» REQUIRED WORK
Reproduce each of the following rows word for word.

» INPUT DATA
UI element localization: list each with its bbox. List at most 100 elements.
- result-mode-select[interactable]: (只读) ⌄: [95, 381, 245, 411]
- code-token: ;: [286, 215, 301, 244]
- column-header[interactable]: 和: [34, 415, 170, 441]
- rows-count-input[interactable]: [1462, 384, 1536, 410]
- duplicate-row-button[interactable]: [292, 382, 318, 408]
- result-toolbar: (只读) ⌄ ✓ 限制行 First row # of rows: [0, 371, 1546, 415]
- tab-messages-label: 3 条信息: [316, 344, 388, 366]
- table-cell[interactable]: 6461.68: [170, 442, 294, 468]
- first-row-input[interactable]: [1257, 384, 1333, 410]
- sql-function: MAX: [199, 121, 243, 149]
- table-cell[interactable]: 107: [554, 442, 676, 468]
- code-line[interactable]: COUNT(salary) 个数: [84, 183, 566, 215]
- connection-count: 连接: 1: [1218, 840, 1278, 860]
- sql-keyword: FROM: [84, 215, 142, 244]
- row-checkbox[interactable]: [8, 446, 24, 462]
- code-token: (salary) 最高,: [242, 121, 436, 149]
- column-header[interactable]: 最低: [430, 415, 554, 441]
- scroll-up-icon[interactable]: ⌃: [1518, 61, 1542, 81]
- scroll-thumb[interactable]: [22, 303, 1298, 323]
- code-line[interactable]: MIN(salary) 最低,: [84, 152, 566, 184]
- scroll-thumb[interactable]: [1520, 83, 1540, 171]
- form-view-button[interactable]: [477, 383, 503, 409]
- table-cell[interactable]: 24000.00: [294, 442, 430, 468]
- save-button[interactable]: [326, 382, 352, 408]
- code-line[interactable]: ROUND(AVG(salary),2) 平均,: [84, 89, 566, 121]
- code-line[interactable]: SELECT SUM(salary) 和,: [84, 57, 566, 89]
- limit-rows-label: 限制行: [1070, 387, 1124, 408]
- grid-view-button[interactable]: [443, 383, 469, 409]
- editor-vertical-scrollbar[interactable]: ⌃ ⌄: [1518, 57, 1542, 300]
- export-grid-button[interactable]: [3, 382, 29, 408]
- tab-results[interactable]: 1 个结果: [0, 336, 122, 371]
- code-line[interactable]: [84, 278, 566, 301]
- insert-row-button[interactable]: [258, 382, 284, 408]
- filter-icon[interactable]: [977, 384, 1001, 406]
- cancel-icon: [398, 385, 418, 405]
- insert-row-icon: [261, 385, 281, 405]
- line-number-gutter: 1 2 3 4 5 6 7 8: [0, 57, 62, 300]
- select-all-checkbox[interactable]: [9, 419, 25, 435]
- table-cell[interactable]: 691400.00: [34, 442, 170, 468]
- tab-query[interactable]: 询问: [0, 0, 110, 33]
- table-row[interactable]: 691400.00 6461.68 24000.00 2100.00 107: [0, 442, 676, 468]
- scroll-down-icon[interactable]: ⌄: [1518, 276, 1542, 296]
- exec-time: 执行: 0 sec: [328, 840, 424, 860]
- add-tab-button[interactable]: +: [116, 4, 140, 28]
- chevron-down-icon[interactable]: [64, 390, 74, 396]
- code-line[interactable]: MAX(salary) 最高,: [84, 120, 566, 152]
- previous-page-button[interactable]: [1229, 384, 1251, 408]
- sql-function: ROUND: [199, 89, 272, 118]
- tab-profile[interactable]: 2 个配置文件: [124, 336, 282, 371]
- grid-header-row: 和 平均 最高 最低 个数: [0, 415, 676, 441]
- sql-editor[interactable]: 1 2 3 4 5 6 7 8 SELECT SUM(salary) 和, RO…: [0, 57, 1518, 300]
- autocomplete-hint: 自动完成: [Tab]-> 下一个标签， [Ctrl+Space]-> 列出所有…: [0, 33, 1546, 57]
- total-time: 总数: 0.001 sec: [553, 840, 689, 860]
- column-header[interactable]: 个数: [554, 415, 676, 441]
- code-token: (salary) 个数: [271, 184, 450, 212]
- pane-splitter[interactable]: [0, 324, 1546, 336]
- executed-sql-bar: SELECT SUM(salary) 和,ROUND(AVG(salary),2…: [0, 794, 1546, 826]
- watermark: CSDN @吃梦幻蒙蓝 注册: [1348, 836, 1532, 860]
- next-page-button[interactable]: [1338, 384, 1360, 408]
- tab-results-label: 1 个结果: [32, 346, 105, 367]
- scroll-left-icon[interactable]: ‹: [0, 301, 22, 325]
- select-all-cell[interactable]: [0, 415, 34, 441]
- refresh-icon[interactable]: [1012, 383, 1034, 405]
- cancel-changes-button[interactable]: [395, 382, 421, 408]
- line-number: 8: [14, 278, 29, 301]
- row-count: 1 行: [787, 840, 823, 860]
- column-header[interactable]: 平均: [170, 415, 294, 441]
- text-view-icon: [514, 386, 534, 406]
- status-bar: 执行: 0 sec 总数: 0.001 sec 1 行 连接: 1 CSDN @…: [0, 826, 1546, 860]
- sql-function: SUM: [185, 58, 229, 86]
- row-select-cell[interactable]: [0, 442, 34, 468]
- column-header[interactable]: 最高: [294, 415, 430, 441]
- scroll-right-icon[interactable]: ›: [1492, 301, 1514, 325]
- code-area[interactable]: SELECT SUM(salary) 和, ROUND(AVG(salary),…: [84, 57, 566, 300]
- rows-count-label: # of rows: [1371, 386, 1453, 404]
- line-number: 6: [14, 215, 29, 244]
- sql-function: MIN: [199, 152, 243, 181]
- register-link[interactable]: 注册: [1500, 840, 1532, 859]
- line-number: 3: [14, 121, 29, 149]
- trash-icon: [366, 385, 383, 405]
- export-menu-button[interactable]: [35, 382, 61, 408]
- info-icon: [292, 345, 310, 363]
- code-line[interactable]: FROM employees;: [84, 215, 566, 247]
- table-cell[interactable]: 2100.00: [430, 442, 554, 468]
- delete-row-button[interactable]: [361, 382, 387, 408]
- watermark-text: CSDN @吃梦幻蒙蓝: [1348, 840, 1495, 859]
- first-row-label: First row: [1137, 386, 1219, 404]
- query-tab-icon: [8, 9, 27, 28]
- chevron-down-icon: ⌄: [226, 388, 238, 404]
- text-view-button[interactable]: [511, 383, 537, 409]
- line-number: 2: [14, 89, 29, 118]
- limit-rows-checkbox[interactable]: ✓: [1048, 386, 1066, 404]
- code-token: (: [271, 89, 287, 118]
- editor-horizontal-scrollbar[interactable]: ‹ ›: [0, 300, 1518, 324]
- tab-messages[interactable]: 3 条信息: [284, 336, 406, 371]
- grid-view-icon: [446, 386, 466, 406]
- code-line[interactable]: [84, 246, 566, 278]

» ANSWER TO THIS TASK
UI element localization: list each with its bbox. List at most 100 elements.
- result-mode-select[interactable]: (只读) ⌄: [95, 381, 245, 411]
- code-token: ;: [286, 215, 301, 244]
- column-header[interactable]: 和: [34, 415, 170, 441]
- rows-count-input[interactable]: [1462, 384, 1536, 410]
- duplicate-row-button[interactable]: [292, 382, 318, 408]
- result-toolbar: (只读) ⌄ ✓ 限制行 First row # of rows: [0, 371, 1546, 415]
- tab-messages-label: 3 条信息: [316, 344, 388, 366]
- table-cell[interactable]: 6461.68: [170, 442, 294, 468]
- first-row-input[interactable]: [1257, 384, 1333, 410]
- sql-function: MAX: [199, 121, 243, 149]
- table-cell[interactable]: 107: [554, 442, 676, 468]
- code-line[interactable]: COUNT(salary) 个数: [84, 183, 566, 215]
- connection-count: 连接: 1: [1218, 840, 1278, 860]
- sql-keyword: FROM: [84, 215, 142, 244]
- row-checkbox[interactable]: [8, 446, 24, 462]
- code-token: (salary) 最高,: [242, 121, 436, 149]
- column-header[interactable]: 最低: [430, 415, 554, 441]
- scroll-up-icon[interactable]: ⌃: [1518, 61, 1542, 81]
- scroll-thumb[interactable]: [22, 303, 1298, 323]
- code-line[interactable]: MIN(salary) 最低,: [84, 152, 566, 184]
- scroll-thumb[interactable]: [1520, 83, 1540, 171]
- form-view-button[interactable]: [477, 383, 503, 409]
- table-cell[interactable]: 24000.00: [294, 442, 430, 468]
- save-button[interactable]: [326, 382, 352, 408]
- code-line[interactable]: ROUND(AVG(salary),2) 平均,: [84, 89, 566, 121]
- code-line[interactable]: SELECT SUM(salary) 和,: [84, 57, 566, 89]
- limit-rows-label: 限制行: [1070, 387, 1124, 408]
- grid-view-button[interactable]: [443, 383, 469, 409]
- editor-vertical-scrollbar[interactable]: ⌃ ⌄: [1518, 57, 1542, 300]
- export-grid-button[interactable]: [3, 382, 29, 408]
- tab-results[interactable]: 1 个结果: [0, 336, 122, 371]
- code-line[interactable]: [84, 278, 566, 301]
- insert-row-button[interactable]: [258, 382, 284, 408]
- filter-icon[interactable]: [977, 384, 1001, 406]
- cancel-icon: [398, 385, 418, 405]
- insert-row-icon: [261, 385, 281, 405]
- line-number-gutter: 1 2 3 4 5 6 7 8: [0, 57, 62, 300]
- select-all-checkbox[interactable]: [9, 419, 25, 435]
- table-cell[interactable]: 691400.00: [34, 442, 170, 468]
- tab-query[interactable]: 询问: [0, 0, 110, 33]
- table-row[interactable]: 691400.00 6461.68 24000.00 2100.00 107: [0, 442, 676, 468]
- scroll-down-icon[interactable]: ⌄: [1518, 276, 1542, 296]
- exec-time: 执行: 0 sec: [328, 840, 424, 860]
- add-tab-button[interactable]: +: [116, 4, 140, 28]
- chevron-down-icon[interactable]: [64, 390, 74, 396]
- code-line[interactable]: MAX(salary) 最高,: [84, 120, 566, 152]
- previous-page-button[interactable]: [1229, 384, 1251, 408]
- sql-function: ROUND: [199, 89, 272, 118]
- tab-profile[interactable]: 2 个配置文件: [124, 336, 282, 371]
- grid-header-row: 和 平均 最高 最低 个数: [0, 415, 676, 441]
- sql-editor[interactable]: 1 2 3 4 5 6 7 8 SELECT SUM(salary) 和, RO…: [0, 57, 1518, 300]
- autocomplete-hint: 自动完成: [Tab]-> 下一个标签， [Ctrl+Space]-> 列出所有…: [0, 33, 1546, 57]
- total-time: 总数: 0.001 sec: [553, 840, 689, 860]
- column-header[interactable]: 个数: [554, 415, 676, 441]
- code-token: (salary) 个数: [271, 184, 450, 212]
- pane-splitter[interactable]: [0, 324, 1546, 336]
- executed-sql-bar: SELECT SUM(salary) 和,ROUND(AVG(salary),2…: [0, 794, 1546, 826]
- watermark: CSDN @吃梦幻蒙蓝 注册: [1348, 836, 1532, 860]
- next-page-button[interactable]: [1338, 384, 1360, 408]
- tab-results-label: 1 个结果: [32, 346, 105, 367]
- scroll-left-icon[interactable]: ‹: [0, 301, 22, 325]
- select-all-cell[interactable]: [0, 415, 34, 441]
- refresh-icon[interactable]: [1012, 383, 1034, 405]
- cancel-changes-button[interactable]: [395, 382, 421, 408]
- line-number: 8: [14, 278, 29, 301]
- row-count: 1 行: [787, 840, 823, 860]
- column-header[interactable]: 平均: [170, 415, 294, 441]
- text-view-icon: [514, 386, 534, 406]
- status-bar: 执行: 0 sec 总数: 0.001 sec 1 行 连接: 1 CSDN @…: [0, 826, 1546, 860]
- sql-function: SUM: [185, 58, 229, 86]
- row-select-cell[interactable]: [0, 442, 34, 468]
- column-header[interactable]: 最高: [294, 415, 430, 441]
- scroll-right-icon[interactable]: ›: [1492, 301, 1514, 325]
- code-area[interactable]: SELECT SUM(salary) 和, ROUND(AVG(salary),…: [84, 57, 566, 300]
- rows-count-label: # of rows: [1371, 386, 1453, 404]
- line-number: 6: [14, 215, 29, 244]
- sql-function: MIN: [199, 152, 243, 181]
- register-link[interactable]: 注册: [1500, 840, 1532, 859]
- line-number: 3: [14, 121, 29, 149]
- trash-icon: [366, 385, 383, 405]
- export-menu-button[interactable]: [35, 382, 61, 408]
- info-icon: [292, 345, 310, 363]
- code-line[interactable]: FROM employees;: [84, 215, 566, 247]
- table-cell[interactable]: 2100.00: [430, 442, 554, 468]
- delete-row-button[interactable]: [361, 382, 387, 408]
- watermark-text: CSDN @吃梦幻蒙蓝: [1348, 840, 1495, 859]
- first-row-label: First row: [1137, 386, 1219, 404]
- query-tab-icon: [8, 9, 27, 28]
- chevron-down-icon: ⌄: [226, 388, 238, 404]
- text-view-button[interactable]: [511, 383, 537, 409]
- line-number: 2: [14, 89, 29, 118]
- limit-rows-checkbox[interactable]: ✓: [1048, 386, 1066, 404]
- code-token: (: [271, 89, 287, 118]
- editor-horizontal-scrollbar[interactable]: ‹ ›: [0, 300, 1518, 324]
- tab-messages[interactable]: 3 条信息: [284, 336, 406, 371]
- grid-view-icon: [446, 386, 466, 406]
- code-line[interactable]: [84, 246, 566, 278]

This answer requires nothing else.